Which lines below hold the word "noise"? Copy all of them.

[Stored records]
^^^^^^^^
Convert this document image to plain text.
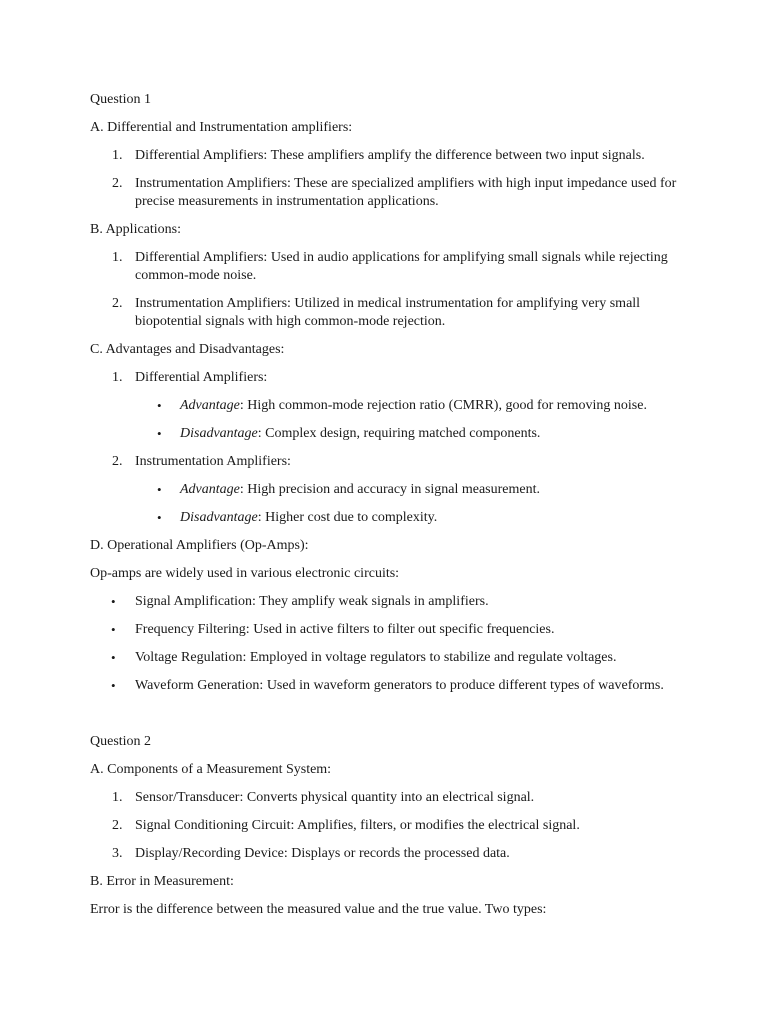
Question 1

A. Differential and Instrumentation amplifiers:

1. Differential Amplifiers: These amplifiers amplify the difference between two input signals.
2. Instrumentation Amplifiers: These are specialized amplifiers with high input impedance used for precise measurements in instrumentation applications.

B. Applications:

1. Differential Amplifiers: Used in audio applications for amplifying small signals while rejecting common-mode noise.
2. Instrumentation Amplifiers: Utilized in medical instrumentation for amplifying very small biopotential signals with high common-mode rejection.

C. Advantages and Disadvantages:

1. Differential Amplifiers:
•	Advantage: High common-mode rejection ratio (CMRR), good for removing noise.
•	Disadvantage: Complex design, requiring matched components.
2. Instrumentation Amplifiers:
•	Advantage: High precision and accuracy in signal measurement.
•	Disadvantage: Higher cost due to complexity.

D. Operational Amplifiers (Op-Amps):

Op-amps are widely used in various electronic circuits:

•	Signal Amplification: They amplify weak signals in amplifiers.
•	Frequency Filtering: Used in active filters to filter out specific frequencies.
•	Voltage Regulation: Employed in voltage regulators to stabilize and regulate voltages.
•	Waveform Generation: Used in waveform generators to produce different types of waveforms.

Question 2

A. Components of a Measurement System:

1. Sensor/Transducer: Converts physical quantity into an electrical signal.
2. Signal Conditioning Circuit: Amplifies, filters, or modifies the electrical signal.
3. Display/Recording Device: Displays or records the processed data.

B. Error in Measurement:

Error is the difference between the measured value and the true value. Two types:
^^^^^^^^
• _Reply_:
1. Differential Amplifiers: Used in audio applications for amplifying small signals while rejecting common-mode noise.
•	Advantage: High common-mode rejection ratio (CMRR), good for removing noise.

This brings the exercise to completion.